Dataset excerpts:
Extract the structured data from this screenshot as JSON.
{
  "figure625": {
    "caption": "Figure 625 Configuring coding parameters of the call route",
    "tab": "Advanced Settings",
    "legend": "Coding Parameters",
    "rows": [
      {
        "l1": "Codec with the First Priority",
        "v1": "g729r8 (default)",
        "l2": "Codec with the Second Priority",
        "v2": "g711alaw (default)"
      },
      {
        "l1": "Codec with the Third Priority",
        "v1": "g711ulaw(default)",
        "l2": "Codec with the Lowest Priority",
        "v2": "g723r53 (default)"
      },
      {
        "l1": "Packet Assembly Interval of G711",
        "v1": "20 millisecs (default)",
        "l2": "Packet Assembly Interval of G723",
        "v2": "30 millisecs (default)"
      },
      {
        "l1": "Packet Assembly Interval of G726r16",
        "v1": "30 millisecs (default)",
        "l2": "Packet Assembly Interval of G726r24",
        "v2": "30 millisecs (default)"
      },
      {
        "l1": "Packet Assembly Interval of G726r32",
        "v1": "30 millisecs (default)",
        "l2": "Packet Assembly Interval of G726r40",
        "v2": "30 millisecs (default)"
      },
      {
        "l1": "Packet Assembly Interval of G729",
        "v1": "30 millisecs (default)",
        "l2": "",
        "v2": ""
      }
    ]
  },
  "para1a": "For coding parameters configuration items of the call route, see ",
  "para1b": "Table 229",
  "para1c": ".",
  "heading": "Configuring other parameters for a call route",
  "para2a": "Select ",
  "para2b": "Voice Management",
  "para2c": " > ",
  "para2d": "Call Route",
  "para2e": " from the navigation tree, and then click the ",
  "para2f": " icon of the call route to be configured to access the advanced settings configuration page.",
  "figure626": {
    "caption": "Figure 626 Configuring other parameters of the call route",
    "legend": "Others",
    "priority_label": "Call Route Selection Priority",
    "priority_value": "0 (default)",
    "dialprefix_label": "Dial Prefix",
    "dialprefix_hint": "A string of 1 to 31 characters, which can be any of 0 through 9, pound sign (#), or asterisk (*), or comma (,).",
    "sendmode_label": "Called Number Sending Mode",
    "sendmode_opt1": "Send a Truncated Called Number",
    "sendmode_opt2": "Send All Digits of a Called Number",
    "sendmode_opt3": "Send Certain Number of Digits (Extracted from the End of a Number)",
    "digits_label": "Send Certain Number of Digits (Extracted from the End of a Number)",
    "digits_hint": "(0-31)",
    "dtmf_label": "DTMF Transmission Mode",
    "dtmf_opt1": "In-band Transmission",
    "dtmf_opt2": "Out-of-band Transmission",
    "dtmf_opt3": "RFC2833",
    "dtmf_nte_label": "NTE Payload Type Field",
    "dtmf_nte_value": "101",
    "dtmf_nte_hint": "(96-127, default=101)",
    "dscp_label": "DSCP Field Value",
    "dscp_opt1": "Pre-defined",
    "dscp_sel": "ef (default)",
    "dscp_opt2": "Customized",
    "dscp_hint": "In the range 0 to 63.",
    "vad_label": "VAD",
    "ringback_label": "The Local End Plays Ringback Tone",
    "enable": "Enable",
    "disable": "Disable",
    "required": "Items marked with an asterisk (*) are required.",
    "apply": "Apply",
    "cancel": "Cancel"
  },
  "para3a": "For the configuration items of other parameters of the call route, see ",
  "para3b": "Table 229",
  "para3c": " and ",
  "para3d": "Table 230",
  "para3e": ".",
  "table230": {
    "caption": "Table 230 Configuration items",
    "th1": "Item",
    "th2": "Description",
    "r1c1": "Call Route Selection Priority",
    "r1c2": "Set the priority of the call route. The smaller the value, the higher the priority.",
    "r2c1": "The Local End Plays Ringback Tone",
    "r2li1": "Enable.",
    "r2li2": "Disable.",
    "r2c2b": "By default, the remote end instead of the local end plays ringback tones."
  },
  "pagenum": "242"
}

Instructions to follow: Using the entries above, please restate each one word for word.

Final answer:
Extract the structured data from this screenshot as JSON.
{
  "figure625": {
    "caption": "Figure 625 Configuring coding parameters of the call route",
    "tab": "Advanced Settings",
    "legend": "Coding Parameters",
    "rows": [
      {
        "l1": "Codec with the First Priority",
        "v1": "g729r8 (default)",
        "l2": "Codec with the Second Priority",
        "v2": "g711alaw (default)"
      },
      {
        "l1": "Codec with the Third Priority",
        "v1": "g711ulaw(default)",
        "l2": "Codec with the Lowest Priority",
        "v2": "g723r53 (default)"
      },
      {
        "l1": "Packet Assembly Interval of G711",
        "v1": "20 millisecs (default)",
        "l2": "Packet Assembly Interval of G723",
        "v2": "30 millisecs (default)"
      },
      {
        "l1": "Packet Assembly Interval of G726r16",
        "v1": "30 millisecs (default)",
        "l2": "Packet Assembly Interval of G726r24",
        "v2": "30 millisecs (default)"
      },
      {
        "l1": "Packet Assembly Interval of G726r32",
        "v1": "30 millisecs (default)",
        "l2": "Packet Assembly Interval of G726r40",
        "v2": "30 millisecs (default)"
      },
      {
        "l1": "Packet Assembly Interval of G729",
        "v1": "30 millisecs (default)",
        "l2": "",
        "v2": ""
      }
    ]
  },
  "para1a": "For coding parameters configuration items of the call route, see ",
  "para1b": "Table 229",
  "para1c": ".",
  "heading": "Configuring other parameters for a call route",
  "para2a": "Select ",
  "para2b": "Voice Management",
  "para2c": " > ",
  "para2d": "Call Route",
  "para2e": " from the navigation tree, and then click the ",
  "para2f": " icon of the call route to be configured to access the advanced settings configuration page.",
  "figure626": {
    "caption": "Figure 626 Configuring other parameters of the call route",
    "legend": "Others",
    "priority_label": "Call Route Selection Priority",
    "priority_value": "0 (default)",
    "dialprefix_label": "Dial Prefix",
    "dialprefix_hint": "A string of 1 to 31 characters, which can be any of 0 through 9, pound sign (#), or asterisk (*), or comma (,).",
    "sendmode_label": "Called Number Sending Mode",
    "sendmode_opt1": "Send a Truncated Called Number",
    "sendmode_opt2": "Send All Digits of a Called Number",
    "sendmode_opt3": "Send Certain Number of Digits (Extracted from the End of a Number)",
    "digits_label": "Send Certain Number of Digits (Extracted from the End of a Number)",
    "digits_hint": "(0-31)",
    "dtmf_label": "DTMF Transmission Mode",
    "dtmf_opt1": "In-band Transmission",
    "dtmf_opt2": "Out-of-band Transmission",
    "dtmf_opt3": "RFC2833",
    "dtmf_nte_label": "NTE Payload Type Field",
    "dtmf_nte_value": "101",
    "dtmf_nte_hint": "(96-127, default=101)",
    "dscp_label": "DSCP Field Value",
    "dscp_opt1": "Pre-defined",
    "dscp_sel": "ef (default)",
    "dscp_opt2": "Customized",
    "dscp_hint": "In the range 0 to 63.",
    "vad_label": "VAD",
    "ringback_label": "The Local End Plays Ringback Tone",
    "enable": "Enable",
    "disable": "Disable",
    "required": "Items marked with an asterisk (*) are required.",
    "apply": "Apply",
    "cancel": "Cancel"
  },
  "para3a": "For the configuration items of other parameters of the call route, see ",
  "para3b": "Table 229",
  "para3c": " and ",
  "para3d": "Table 230",
  "para3e": ".",
  "table230": {
    "caption": "Table 230 Configuration items",
    "th1": "Item",
    "th2": "Description",
    "r1c1": "Call Route Selection Priority",
    "r1c2": "Set the priority of the call route. The smaller the value, the higher the priority.",
    "r2c1": "The Local End Plays Ringback Tone",
    "r2li1": "Enable.",
    "r2li2": "Disable.",
    "r2c2b": "By default, the remote end instead of the local end plays ringback tones."
  },
  "pagenum": "242"
}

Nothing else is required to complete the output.